• Aim of the task: Reproduce each line exactly. Skip none.

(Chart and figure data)
## start
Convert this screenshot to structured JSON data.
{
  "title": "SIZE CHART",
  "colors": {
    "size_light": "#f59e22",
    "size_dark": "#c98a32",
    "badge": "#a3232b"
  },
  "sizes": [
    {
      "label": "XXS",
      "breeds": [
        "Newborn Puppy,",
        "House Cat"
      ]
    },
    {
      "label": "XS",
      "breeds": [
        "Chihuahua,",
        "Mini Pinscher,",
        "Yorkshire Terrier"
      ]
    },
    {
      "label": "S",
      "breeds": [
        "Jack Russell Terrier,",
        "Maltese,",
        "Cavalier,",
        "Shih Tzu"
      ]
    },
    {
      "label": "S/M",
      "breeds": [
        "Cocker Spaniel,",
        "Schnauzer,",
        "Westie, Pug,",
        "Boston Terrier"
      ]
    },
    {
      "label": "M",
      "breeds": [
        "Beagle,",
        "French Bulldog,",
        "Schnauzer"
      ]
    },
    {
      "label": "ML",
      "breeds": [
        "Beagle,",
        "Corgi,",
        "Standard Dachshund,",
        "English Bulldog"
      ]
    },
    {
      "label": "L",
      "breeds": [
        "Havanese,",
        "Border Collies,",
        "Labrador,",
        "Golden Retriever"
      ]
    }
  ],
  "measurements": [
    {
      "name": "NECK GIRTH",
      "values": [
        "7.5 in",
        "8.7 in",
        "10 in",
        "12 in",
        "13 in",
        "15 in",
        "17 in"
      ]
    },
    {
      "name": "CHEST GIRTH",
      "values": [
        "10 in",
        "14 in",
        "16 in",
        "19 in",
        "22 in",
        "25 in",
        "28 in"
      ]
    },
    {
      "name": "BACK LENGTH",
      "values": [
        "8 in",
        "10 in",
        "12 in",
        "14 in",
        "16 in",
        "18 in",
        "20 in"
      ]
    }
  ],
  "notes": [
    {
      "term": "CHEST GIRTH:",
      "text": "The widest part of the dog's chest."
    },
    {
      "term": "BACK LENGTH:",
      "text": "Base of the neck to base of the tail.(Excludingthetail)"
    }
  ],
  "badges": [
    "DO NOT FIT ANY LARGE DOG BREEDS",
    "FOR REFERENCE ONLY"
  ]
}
## end
• The completed task:
Convert this screenshot to structured JSON data.
{
  "title": "SIZE CHART",
  "colors": {
    "size_light": "#f59e22",
    "size_dark": "#c98a32",
    "badge": "#a3232b"
  },
  "sizes": [
    {
      "label": "XXS",
      "breeds": [
        "Newborn Puppy,",
        "House Cat"
      ]
    },
    {
      "label": "XS",
      "breeds": [
        "Chihuahua,",
        "Mini Pinscher,",
        "Yorkshire Terrier"
      ]
    },
    {
      "label": "S",
      "breeds": [
        "Jack Russell Terrier,",
        "Maltese,",
        "Cavalier,",
        "Shih Tzu"
      ]
    },
    {
      "label": "S/M",
      "breeds": [
        "Cocker Spaniel,",
        "Schnauzer,",
        "Westie, Pug,",
        "Boston Terrier"
      ]
    },
    {
      "label": "M",
      "breeds": [
        "Beagle,",
        "French Bulldog,",
        "Schnauzer"
      ]
    },
    {
      "label": "ML",
      "breeds": [
        "Beagle,",
        "Corgi,",
        "Standard Dachshund,",
        "English Bulldog"
      ]
    },
    {
      "label": "L",
      "breeds": [
        "Havanese,",
        "Border Collies,",
        "Labrador,",
        "Golden Retriever"
      ]
    }
  ],
  "measurements": [
    {
      "name": "NECK GIRTH",
      "values": [
        "7.5 in",
        "8.7 in",
        "10 in",
        "12 in",
        "13 in",
        "15 in",
        "17 in"
      ]
    },
    {
      "name": "CHEST GIRTH",
      "values": [
        "10 in",
        "14 in",
        "16 in",
        "19 in",
        "22 in",
        "25 in",
        "28 in"
      ]
    },
    {
      "name": "BACK LENGTH",
      "values": [
        "8 in",
        "10 in",
        "12 in",
        "14 in",
        "16 in",
        "18 in",
        "20 in"
      ]
    }
  ],
  "notes": [
    {
      "term": "CHEST GIRTH:",
      "text": "The widest part of the dog's chest."
    },
    {
      "term": "BACK LENGTH:",
      "text": "Base of the neck to base of the tail.(Excludingthetail)"
    }
  ],
  "badges": [
    "DO NOT FIT ANY LARGE DOG BREEDS",
    "FOR REFERENCE ONLY"
  ]
}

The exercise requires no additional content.